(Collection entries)
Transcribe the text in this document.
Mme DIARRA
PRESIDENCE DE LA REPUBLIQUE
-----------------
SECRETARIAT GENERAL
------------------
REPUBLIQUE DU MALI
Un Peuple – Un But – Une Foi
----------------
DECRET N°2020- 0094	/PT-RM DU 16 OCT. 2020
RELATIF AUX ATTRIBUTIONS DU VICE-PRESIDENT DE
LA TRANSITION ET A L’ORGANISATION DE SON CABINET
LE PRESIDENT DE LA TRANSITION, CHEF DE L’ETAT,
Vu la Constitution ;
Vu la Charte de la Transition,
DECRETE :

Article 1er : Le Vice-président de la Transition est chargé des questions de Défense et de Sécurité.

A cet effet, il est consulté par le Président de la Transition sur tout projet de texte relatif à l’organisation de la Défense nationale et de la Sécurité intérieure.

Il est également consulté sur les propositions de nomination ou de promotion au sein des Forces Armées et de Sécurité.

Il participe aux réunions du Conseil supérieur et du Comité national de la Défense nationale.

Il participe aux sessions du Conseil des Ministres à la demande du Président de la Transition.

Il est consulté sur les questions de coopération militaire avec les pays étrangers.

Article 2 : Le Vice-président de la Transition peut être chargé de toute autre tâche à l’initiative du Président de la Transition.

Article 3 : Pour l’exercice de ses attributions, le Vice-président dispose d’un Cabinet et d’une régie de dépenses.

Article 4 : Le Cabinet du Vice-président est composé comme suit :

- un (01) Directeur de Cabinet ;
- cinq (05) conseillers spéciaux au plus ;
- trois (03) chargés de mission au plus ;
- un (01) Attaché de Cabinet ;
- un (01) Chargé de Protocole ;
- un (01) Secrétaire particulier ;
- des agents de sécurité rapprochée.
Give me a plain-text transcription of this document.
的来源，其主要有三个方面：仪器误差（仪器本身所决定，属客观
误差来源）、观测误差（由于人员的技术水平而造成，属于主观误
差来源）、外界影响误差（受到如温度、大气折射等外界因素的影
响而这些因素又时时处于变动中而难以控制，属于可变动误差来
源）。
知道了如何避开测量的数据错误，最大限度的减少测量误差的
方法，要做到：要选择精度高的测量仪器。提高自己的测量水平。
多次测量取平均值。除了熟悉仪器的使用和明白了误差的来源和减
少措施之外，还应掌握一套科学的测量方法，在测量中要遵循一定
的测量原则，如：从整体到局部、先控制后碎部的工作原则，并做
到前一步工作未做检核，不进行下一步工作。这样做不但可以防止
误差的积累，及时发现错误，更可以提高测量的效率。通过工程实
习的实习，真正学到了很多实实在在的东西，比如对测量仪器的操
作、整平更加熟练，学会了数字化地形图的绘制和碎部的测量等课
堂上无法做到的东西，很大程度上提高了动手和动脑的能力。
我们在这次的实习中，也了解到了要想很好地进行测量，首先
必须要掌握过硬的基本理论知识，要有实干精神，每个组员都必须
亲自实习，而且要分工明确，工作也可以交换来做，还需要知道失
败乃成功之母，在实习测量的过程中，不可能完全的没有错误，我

Short task » Would you quote, exactly and only, the lines from the one containing "Give me a plain-text" to the end of the entries?

The completed task »
Give me a plain-text transcription of this document.
的来源，其主要有三个方面：仪器误差（仪器本身所决定，属客观
误差来源）、观测误差（由于人员的技术水平而造成，属于主观误
差来源）、外界影响误差（受到如温度、大气折射等外界因素的影
响而这些因素又时时处于变动中而难以控制，属于可变动误差来
源）。
知道了如何避开测量的数据错误，最大限度的减少测量误差的
方法，要做到：要选择精度高的测量仪器。提高自己的测量水平。
多次测量取平均值。除了熟悉仪器的使用和明白了误差的来源和减
少措施之外，还应掌握一套科学的测量方法，在测量中要遵循一定
的测量原则，如：从整体到局部、先控制后碎部的工作原则，并做
到前一步工作未做检核，不进行下一步工作。这样做不但可以防止
误差的积累，及时发现错误，更可以提高测量的效率。通过工程实
习的实习，真正学到了很多实实在在的东西，比如对测量仪器的操
作、整平更加熟练，学会了数字化地形图的绘制和碎部的测量等课
堂上无法做到的东西，很大程度上提高了动手和动脑的能力。
我们在这次的实习中，也了解到了要想很好地进行测量，首先
必须要掌握过硬的基本理论知识，要有实干精神，每个组员都必须
亲自实习，而且要分工明确，工作也可以交换来做，还需要知道失
败乃成功之母，在实习测量的过程中，不可能完全的没有错误，我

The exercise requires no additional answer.